DO THIS: Scan the records and identify every line in which the string "Details" occurs, then return those lines.

THE INPUT:
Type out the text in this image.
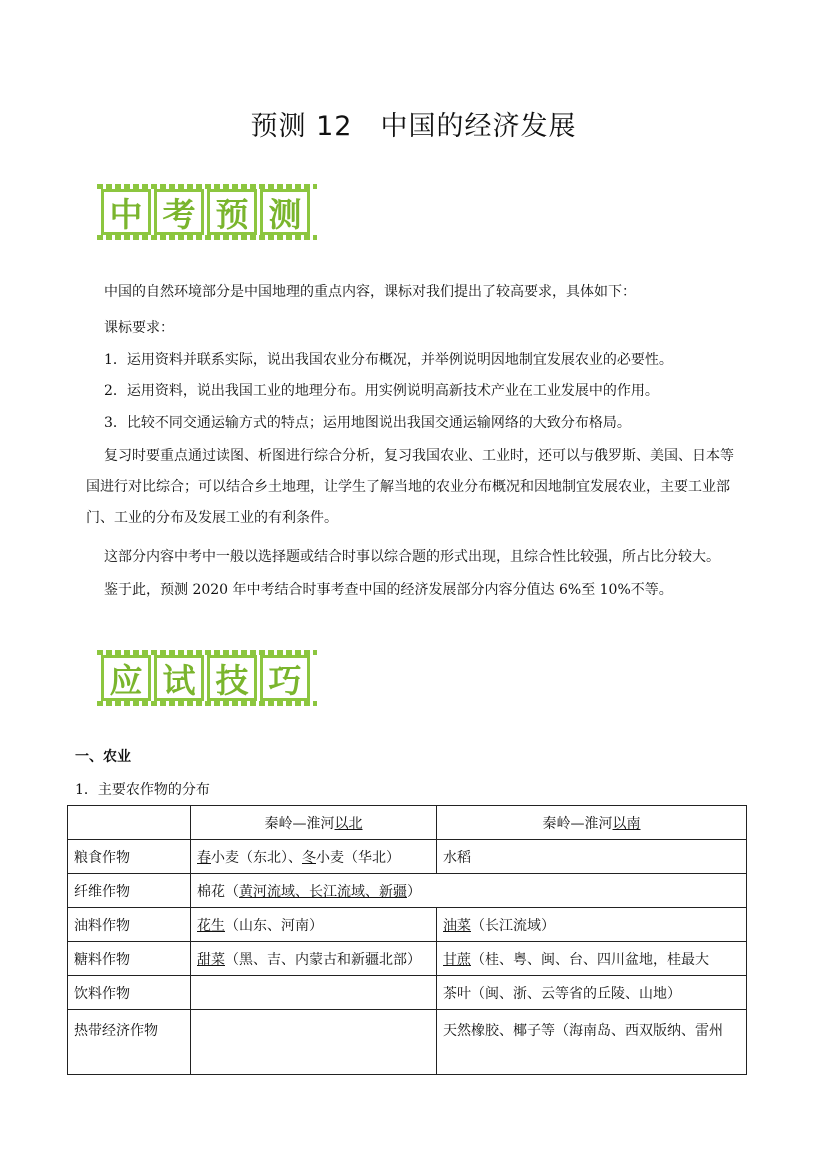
预测 12　中国的经济发展
中 考 预 测
中国的自然环境部分是中国地理的重点内容，课标对我们提出了较高要求，具体如下：
课标要求：
1．运用资料并联系实际，说出我国农业分布概况，并举例说明因地制宜发展农业的必要性。
2．运用资料，说出我国工业的地理分布。用实例说明高新技术产业在工业发展中的作用。
3．比较不同交通运输方式的特点；运用地图说出我国交通运输网络的大致分布格局。
复习时要重点通过读图、析图进行综合分析，复习我国农业、工业时，还可以与俄罗斯、美国、日本等国进行对比综合；可以结合乡土地理，让学生了解当地的农业分布概况和因地制宜发展农业，主要工业部门、工业的分布及发展工业的有利条件。
这部分内容中考中一般以选择题或结合时事以综合题的形式出现，且综合性比较强，所占比分较大。
鉴于此，预测 2020 年中考结合时事考查中国的经济发展部分内容分值达 6%至 10%不等。
应 试 技 巧
一、农业
1．主要农作物的分布
	秦岭—淮河以北	秦岭—淮河以南
粮食作物	春小麦（东北）、冬小麦（华北）	水稻
纤维作物	棉花（黄河流域、长江流域、新疆）	
油料作物	花生（山东、河南）	油菜（长江流域）
糖料作物	甜菜（黑、吉、内蒙古和新疆北部）	甘蔗（桂、粤、闽、台、四川盆地，桂最大
饮料作物		茶叶（闽、浙、云等省的丘陵、山地）
热带经济作物		天然橡胶、椰子等（海南岛、西双版纳、雷州
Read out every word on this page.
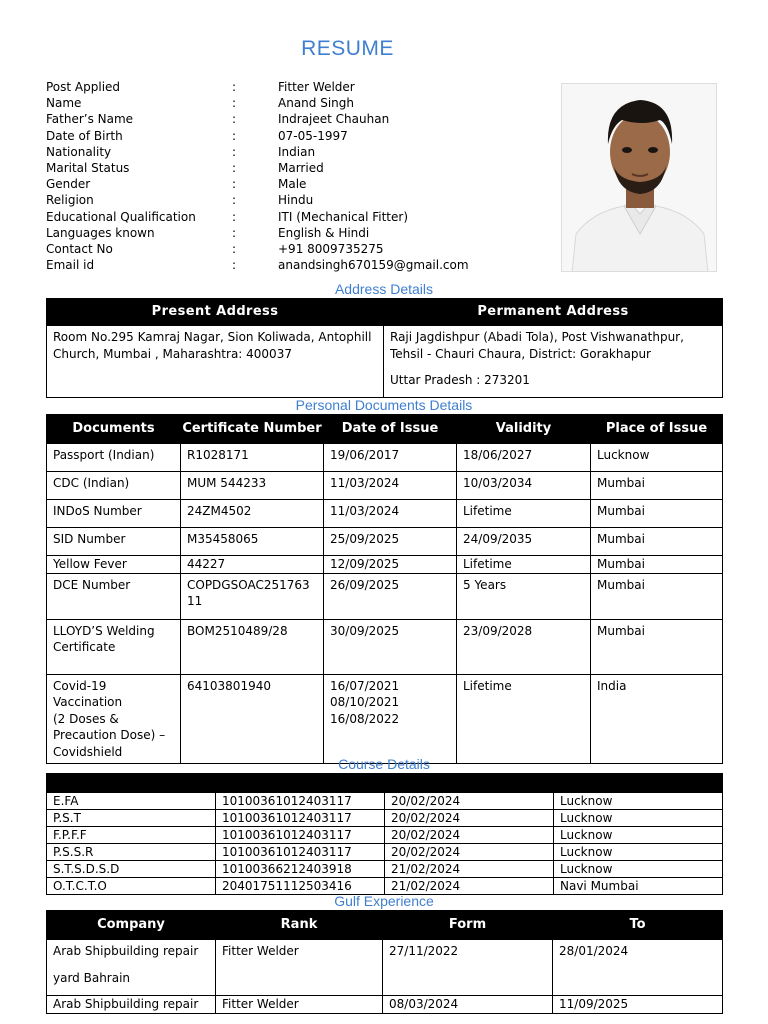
RESUME
Post Applied	:	Fitter Welder
Name	:	Anand Singh
Father’s Name	:	Indrajeet Chauhan
Date of Birth	:	07-05-1997
Nationality	:	Indian
Marital Status	:	Married
Gender	:	Male
Religion	:	Hindu
Educational Qualification	:	ITI (Mechanical Fitter)
Languages known	:	English & Hindi
Contact No	:	+91 8009735275
Email id	:	anandsingh670159@gmail.com
Address Details
Present Address	Permanent Address
Room No.295 Kamraj Nagar, Sion Koliwada, Antophill Church, Mumbai , Maharashtra: 400037	Raji Jagdishpur (Abadi Tola), Post Vishwanathpur, Tehsil - Chauri Chaura, District: Gorakhapur
Uttar Pradesh : 273201
Personal Documents Details
Documents	Certificate Number	Date of Issue	Validity	Place of Issue
Passport (Indian)	R1028171	19/06/2017	18/06/2027	Lucknow
CDC (Indian)	MUM 544233	11/03/2024	10/03/2034	Mumbai
INDoS Number	24ZM4502	11/03/2024	Lifetime	Mumbai
SID Number	M35458065	25/09/2025	24/09/2035	Mumbai
Yellow Fever	44227	12/09/2025	Lifetime	Mumbai
DCE Number	COPDGSOAC25176311	26/09/2025	5 Years	Mumbai
LLOYD’S Welding Certificate	BOM2510489/28	30/09/2025	23/09/2028	Mumbai

Covid-19
Vaccination
(2 Doses &
Precaution Dose) –
Covidshield	64103801940	16/07/2021
08/10/2021
16/08/2022	Lifetime	India
Course Details

E.FA	10100361012403117	20/02/2024	Lucknow
P.S.T	10100361012403117	20/02/2024	Lucknow
F.P.F.F	10100361012403117	20/02/2024	Lucknow
P.S.S.R	10100361012403117	20/02/2024	Lucknow
S.T.S.D.S.D	10100366212403918	21/02/2024	Lucknow
O.T.C.T.O	20401751112503416	21/02/2024	Navi Mumbai
Gulf Experience
Company	Rank	Form	To

Arab Shipbuilding repair
yard Bahrain	Fitter Welder	27/11/2022	28/01/2024

Arab Shipbuilding repair	Fitter Welder	08/03/2024	11/09/2025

TASK SOLUTION:
Address Details
Personal Documents Details
Course Details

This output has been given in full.